-- begin The input --

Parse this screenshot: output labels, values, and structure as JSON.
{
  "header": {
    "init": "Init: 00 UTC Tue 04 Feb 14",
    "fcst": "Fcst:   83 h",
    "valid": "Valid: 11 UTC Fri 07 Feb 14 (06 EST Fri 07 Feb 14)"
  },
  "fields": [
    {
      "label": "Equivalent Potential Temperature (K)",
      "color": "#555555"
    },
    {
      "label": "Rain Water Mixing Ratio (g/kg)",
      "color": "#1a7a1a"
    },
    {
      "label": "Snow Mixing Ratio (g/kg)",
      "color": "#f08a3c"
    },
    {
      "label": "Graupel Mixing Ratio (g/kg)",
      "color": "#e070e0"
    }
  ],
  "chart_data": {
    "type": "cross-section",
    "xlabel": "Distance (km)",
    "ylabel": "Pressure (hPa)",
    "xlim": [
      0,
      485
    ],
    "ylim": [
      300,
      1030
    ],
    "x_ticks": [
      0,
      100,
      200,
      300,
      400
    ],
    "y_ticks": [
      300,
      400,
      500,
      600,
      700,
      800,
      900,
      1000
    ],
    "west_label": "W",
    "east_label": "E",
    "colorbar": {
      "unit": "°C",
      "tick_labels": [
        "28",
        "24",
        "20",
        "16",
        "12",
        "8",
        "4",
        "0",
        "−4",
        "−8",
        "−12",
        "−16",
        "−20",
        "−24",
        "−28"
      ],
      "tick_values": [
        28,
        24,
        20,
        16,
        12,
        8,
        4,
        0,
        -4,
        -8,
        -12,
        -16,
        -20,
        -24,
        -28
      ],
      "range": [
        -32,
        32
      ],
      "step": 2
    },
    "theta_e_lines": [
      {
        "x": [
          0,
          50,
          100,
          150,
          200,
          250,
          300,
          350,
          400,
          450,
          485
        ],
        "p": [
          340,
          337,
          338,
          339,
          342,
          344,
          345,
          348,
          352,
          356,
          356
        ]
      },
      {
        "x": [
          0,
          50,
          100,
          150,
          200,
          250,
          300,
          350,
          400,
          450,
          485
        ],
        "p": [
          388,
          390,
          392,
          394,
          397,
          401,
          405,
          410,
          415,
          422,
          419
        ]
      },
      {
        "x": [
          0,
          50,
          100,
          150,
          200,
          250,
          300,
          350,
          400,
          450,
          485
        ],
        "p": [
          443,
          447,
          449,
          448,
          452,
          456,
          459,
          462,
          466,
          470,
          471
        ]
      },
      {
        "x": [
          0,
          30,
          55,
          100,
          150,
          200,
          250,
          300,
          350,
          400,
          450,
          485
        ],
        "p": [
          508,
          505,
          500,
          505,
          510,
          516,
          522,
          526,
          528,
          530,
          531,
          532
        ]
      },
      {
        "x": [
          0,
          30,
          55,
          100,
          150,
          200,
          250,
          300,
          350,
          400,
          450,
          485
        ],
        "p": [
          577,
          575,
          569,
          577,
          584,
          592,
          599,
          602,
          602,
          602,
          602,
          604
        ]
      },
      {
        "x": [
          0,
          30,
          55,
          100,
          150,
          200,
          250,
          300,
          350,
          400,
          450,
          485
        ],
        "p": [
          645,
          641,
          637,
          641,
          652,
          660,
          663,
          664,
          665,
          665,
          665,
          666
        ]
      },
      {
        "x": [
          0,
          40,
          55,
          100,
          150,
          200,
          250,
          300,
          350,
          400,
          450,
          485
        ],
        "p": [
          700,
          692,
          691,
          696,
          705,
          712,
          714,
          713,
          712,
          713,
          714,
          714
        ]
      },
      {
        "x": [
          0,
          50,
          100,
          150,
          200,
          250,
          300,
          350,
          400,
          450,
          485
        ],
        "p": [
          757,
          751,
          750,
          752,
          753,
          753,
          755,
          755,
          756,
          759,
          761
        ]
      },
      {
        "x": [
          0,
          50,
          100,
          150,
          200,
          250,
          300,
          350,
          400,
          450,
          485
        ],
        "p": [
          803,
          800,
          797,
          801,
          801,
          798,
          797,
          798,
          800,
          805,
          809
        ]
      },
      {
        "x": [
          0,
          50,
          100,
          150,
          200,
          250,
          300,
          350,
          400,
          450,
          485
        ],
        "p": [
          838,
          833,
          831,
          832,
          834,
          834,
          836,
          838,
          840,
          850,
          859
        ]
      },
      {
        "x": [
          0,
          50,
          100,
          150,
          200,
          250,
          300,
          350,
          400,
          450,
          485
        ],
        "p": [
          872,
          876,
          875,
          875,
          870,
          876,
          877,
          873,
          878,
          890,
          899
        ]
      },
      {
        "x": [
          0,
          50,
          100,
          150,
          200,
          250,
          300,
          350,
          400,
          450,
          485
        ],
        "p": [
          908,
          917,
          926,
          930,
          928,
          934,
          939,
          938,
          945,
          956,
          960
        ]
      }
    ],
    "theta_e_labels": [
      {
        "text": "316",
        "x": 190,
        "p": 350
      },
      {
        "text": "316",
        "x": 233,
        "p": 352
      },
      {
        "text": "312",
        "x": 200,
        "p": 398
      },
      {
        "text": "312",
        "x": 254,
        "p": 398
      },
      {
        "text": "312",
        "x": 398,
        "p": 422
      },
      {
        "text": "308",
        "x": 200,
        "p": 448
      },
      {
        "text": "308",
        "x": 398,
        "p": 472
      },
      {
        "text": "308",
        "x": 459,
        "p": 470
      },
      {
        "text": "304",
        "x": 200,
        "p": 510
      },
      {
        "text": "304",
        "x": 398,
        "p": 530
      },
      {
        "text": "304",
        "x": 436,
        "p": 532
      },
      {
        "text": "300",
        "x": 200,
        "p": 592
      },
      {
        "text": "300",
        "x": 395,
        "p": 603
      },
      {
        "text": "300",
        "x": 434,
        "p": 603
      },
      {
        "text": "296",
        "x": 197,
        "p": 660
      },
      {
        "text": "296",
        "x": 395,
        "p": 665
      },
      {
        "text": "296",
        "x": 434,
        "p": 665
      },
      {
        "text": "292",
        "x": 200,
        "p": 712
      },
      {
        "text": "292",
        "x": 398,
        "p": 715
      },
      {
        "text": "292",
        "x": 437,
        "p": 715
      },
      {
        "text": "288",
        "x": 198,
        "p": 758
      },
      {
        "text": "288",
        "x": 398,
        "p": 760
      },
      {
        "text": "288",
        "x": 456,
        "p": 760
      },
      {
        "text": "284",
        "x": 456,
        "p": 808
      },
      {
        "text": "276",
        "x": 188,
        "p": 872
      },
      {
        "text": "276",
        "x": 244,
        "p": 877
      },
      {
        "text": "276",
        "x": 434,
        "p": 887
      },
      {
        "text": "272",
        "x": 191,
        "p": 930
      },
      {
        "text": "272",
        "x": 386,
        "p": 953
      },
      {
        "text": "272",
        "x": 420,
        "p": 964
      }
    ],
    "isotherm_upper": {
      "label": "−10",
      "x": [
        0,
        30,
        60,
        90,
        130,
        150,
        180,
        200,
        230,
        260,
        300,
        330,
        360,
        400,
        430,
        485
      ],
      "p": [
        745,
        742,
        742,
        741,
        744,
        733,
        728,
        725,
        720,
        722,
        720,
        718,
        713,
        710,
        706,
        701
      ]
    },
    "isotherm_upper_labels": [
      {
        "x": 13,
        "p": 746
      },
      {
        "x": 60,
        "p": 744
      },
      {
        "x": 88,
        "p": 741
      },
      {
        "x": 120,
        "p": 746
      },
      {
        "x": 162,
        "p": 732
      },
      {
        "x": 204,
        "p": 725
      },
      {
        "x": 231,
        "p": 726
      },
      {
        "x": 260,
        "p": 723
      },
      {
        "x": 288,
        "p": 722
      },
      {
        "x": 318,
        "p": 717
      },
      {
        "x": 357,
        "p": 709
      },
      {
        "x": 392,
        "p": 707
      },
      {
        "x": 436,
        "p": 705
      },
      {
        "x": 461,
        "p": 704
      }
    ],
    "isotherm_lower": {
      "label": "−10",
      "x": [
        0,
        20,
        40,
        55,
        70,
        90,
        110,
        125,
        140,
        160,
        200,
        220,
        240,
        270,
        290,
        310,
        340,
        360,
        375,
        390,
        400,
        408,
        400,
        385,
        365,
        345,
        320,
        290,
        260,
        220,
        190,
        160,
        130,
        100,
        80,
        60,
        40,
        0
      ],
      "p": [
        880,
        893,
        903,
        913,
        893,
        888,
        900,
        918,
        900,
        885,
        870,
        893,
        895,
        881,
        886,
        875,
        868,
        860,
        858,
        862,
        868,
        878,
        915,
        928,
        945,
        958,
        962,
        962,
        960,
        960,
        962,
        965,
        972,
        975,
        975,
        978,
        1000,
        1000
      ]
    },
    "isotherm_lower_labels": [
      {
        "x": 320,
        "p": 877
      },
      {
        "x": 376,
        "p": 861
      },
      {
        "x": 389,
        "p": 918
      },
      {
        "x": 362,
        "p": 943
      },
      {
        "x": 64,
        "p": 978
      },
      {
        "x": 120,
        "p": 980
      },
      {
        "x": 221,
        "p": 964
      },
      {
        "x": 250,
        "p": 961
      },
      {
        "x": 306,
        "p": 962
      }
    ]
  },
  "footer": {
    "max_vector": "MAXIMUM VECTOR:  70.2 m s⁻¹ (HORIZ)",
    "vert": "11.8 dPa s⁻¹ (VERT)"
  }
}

-- end The input --

Check the data for the word "Mixing" and pull out the lines that have it.

### Expected output:
      "label": "Rain Water Mixing Ratio (g/kg)",
      "label": "Snow Mixing Ratio (g/kg)",
      "label": "Graupel Mixing Ratio (g/kg)",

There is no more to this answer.